WHAT THE EXERCISE ASKS
Leave out the pictures and repeat exactly the lines from the one containing "Read all visible content and emit it as JSON." through the final line of the listing below.

DATASET ENTRIES
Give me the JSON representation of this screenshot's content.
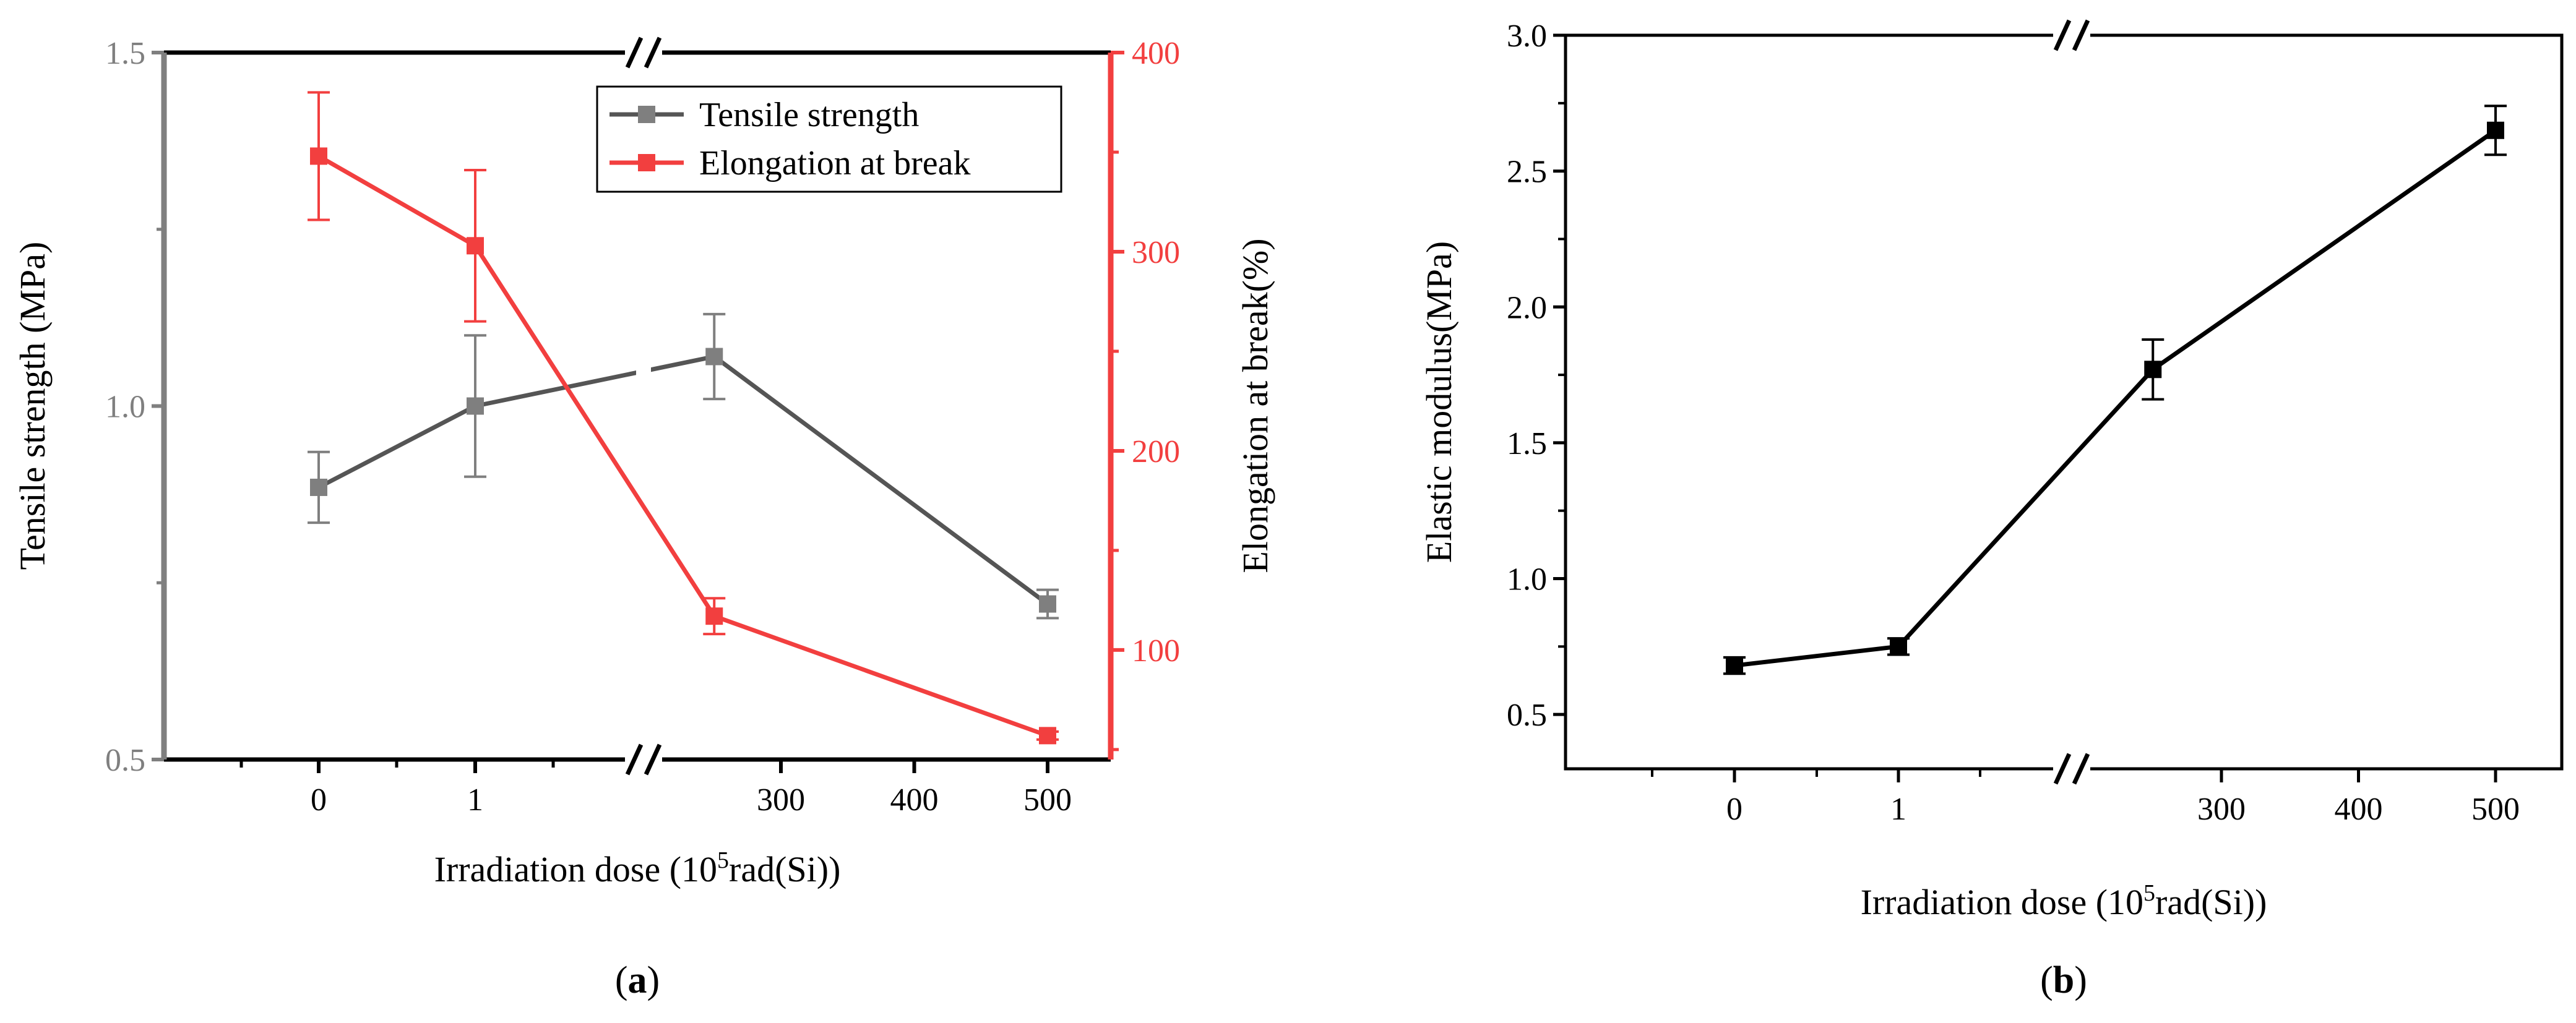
{
  "chart_data": [
    {
      "type": "line",
      "panel_label": "a",
      "xlabel": {
        "pre": "Irradiation dose (10",
        "sup": "5",
        "post": "rad(Si))"
      },
      "ylabel": "Tensile strength (MPa)",
      "y2label": "Elongation at break(%)",
      "x_categories": [
        "0",
        "1",
        "300",
        "400",
        "500"
      ],
      "x_axis_break": "between 1 and 300",
      "ylim": [
        0.5,
        1.5
      ],
      "y_ticks": [
        "0.5",
        "1.0",
        "1.5"
      ],
      "y2lim": [
        45,
        400
      ],
      "y2_ticks": [
        "100",
        "200",
        "300",
        "400"
      ],
      "legend_position": "top-right",
      "series": [
        {
          "name": "Tensile strength",
          "axis": "left",
          "color": "#555555",
          "marker_color": "#7f7f7f",
          "x": [
            0,
            1,
            250,
            500
          ],
          "y": [
            0.885,
            1.0,
            1.07,
            0.72
          ],
          "err": [
            0.05,
            0.1,
            0.06,
            0.02
          ]
        },
        {
          "name": "Elongation at break",
          "axis": "right",
          "color": "#f23f3f",
          "x": [
            0,
            1,
            250,
            500
          ],
          "y": [
            348,
            303,
            117,
            57
          ],
          "err": [
            32,
            38,
            9,
            2
          ]
        }
      ],
      "left_axis_color": "#7f7f7f",
      "right_axis_color": "#f23f3f"
    },
    {
      "type": "line",
      "panel_label": "b",
      "xlabel": {
        "pre": "Irradiation dose (10",
        "sup": "5",
        "post": "rad(Si))"
      },
      "ylabel": "Elastic modulus(MPa)",
      "x_categories": [
        "0",
        "1",
        "300",
        "400",
        "500"
      ],
      "x_axis_break": "between 1 and 300",
      "ylim": [
        0.3,
        3.0
      ],
      "y_ticks": [
        "0.5",
        "1.0",
        "1.5",
        "2.0",
        "2.5",
        "3.0"
      ],
      "series": [
        {
          "name": "Elastic modulus",
          "color": "#000000",
          "x": [
            0,
            1,
            250,
            500
          ],
          "y": [
            0.68,
            0.75,
            1.77,
            2.65
          ],
          "err": [
            0.03,
            0.03,
            0.11,
            0.09
          ]
        }
      ]
    }
  ]
}
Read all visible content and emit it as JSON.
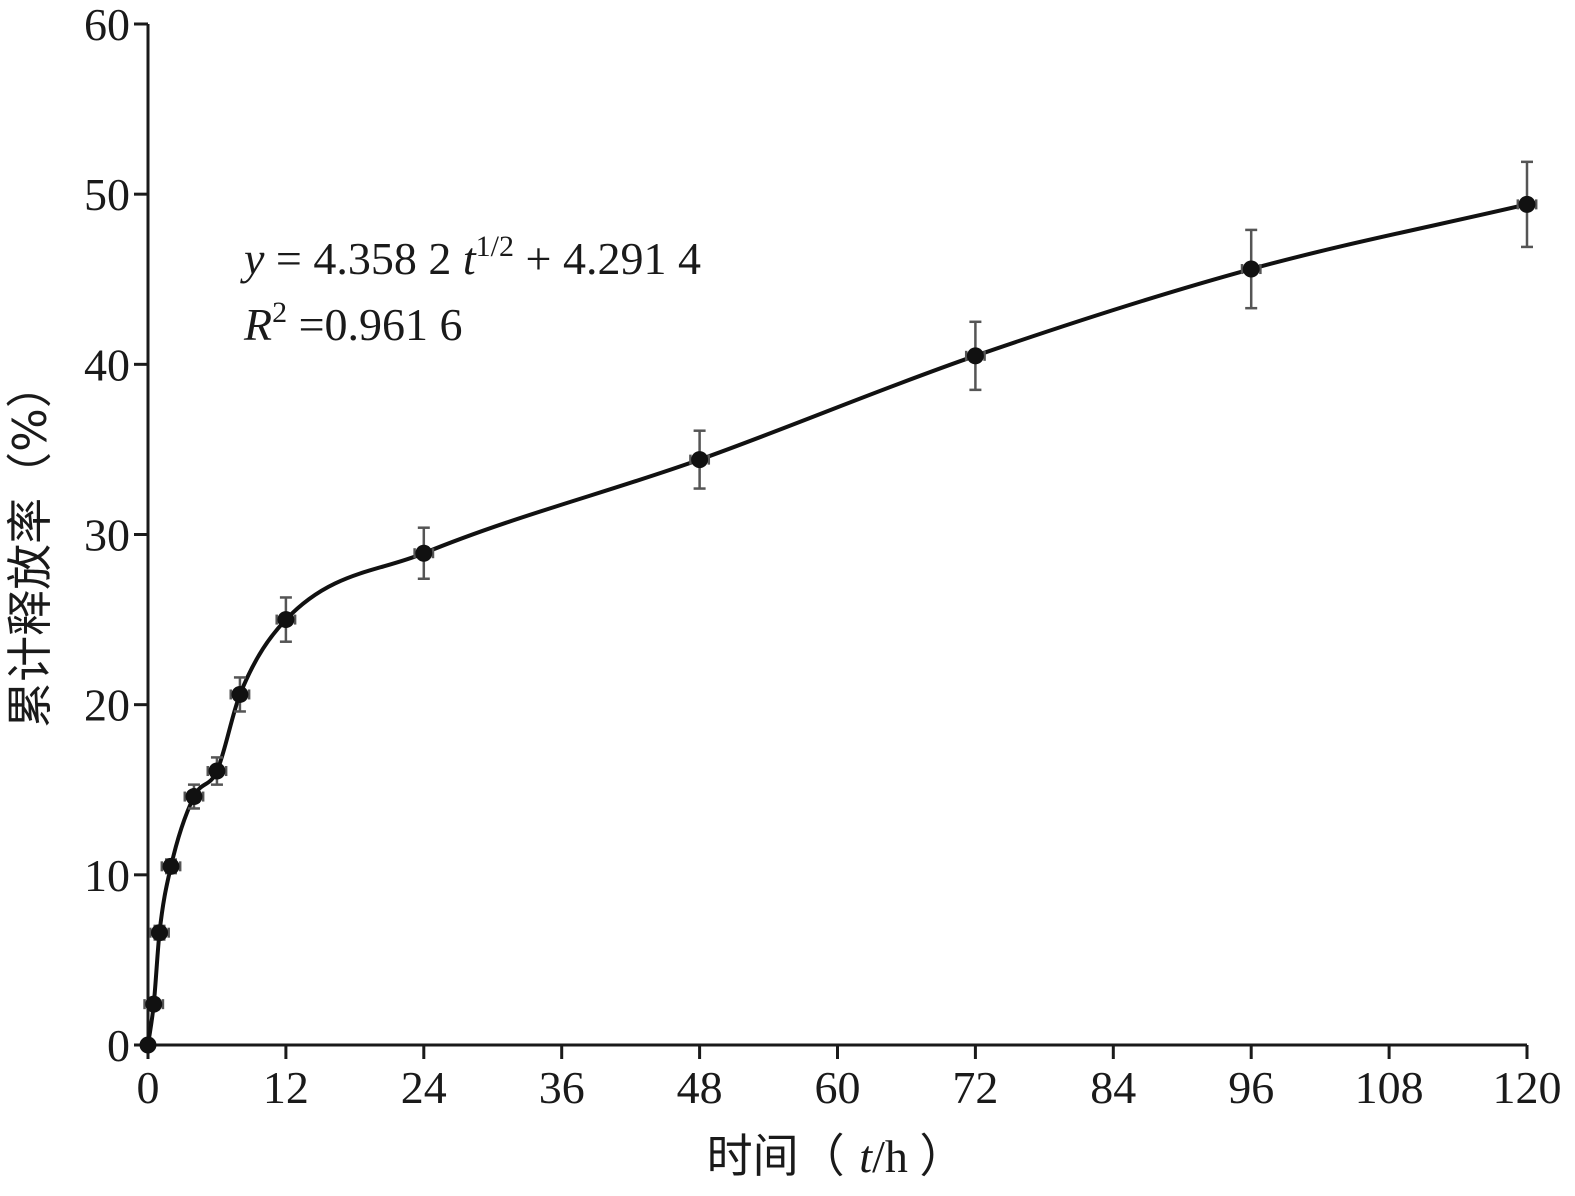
{
  "chart_data": {
    "type": "line",
    "xlabel_parts": [
      "时间（ ",
      "t",
      "/h ）"
    ],
    "ylabel": "累计释放率（%）",
    "xlim": [
      0,
      120
    ],
    "ylim": [
      0,
      60
    ],
    "xticks": [
      "0",
      "12",
      "24",
      "36",
      "48",
      "60",
      "72",
      "84",
      "96",
      "108",
      "120"
    ],
    "yticks": [
      "0",
      "10",
      "20",
      "30",
      "40",
      "50",
      "60"
    ],
    "x": [
      0,
      0.5,
      1,
      2,
      4,
      6,
      8,
      12,
      24,
      48,
      72,
      96,
      120
    ],
    "y": [
      0,
      2.4,
      6.6,
      10.5,
      14.6,
      16.1,
      20.6,
      25.0,
      28.9,
      34.4,
      40.5,
      45.6,
      49.4
    ],
    "y_error": [
      0,
      0.3,
      0.4,
      0.4,
      0.7,
      0.8,
      1.0,
      1.3,
      1.5,
      1.7,
      2.0,
      2.3,
      2.5
    ],
    "x_error": [
      0,
      0.8,
      0.8,
      0.8,
      0.8,
      0.8,
      0.8,
      0.8,
      0.8,
      0.8,
      0.8,
      0.8,
      0.8
    ],
    "annotation": {
      "eq_y": "y",
      "eq_mid": " = 4.358 2 ",
      "eq_t": "t",
      "eq_sup": "1/2",
      "eq_tail": " + 4.291 4",
      "r_R": "R",
      "r_sup": "2",
      "r_tail": " =0.961 6"
    },
    "grid": false,
    "legend": "none"
  }
}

THE ANSWER
Read all visible content and emit it as JSON.
{
  "chart_data": {
    "type": "line",
    "xlabel_parts": [
      "时间（ ",
      "t",
      "/h ）"
    ],
    "ylabel": "累计释放率（%）",
    "xlim": [
      0,
      120
    ],
    "ylim": [
      0,
      60
    ],
    "xticks": [
      "0",
      "12",
      "24",
      "36",
      "48",
      "60",
      "72",
      "84",
      "96",
      "108",
      "120"
    ],
    "yticks": [
      "0",
      "10",
      "20",
      "30",
      "40",
      "50",
      "60"
    ],
    "x": [
      0,
      0.5,
      1,
      2,
      4,
      6,
      8,
      12,
      24,
      48,
      72,
      96,
      120
    ],
    "y": [
      0,
      2.4,
      6.6,
      10.5,
      14.6,
      16.1,
      20.6,
      25.0,
      28.9,
      34.4,
      40.5,
      45.6,
      49.4
    ],
    "y_error": [
      0,
      0.3,
      0.4,
      0.4,
      0.7,
      0.8,
      1.0,
      1.3,
      1.5,
      1.7,
      2.0,
      2.3,
      2.5
    ],
    "x_error": [
      0,
      0.8,
      0.8,
      0.8,
      0.8,
      0.8,
      0.8,
      0.8,
      0.8,
      0.8,
      0.8,
      0.8,
      0.8
    ],
    "annotation": {
      "eq_y": "y",
      "eq_mid": " = 4.358 2 ",
      "eq_t": "t",
      "eq_sup": "1/2",
      "eq_tail": " + 4.291 4",
      "r_R": "R",
      "r_sup": "2",
      "r_tail": " =0.961 6"
    },
    "grid": false,
    "legend": "none"
  }
}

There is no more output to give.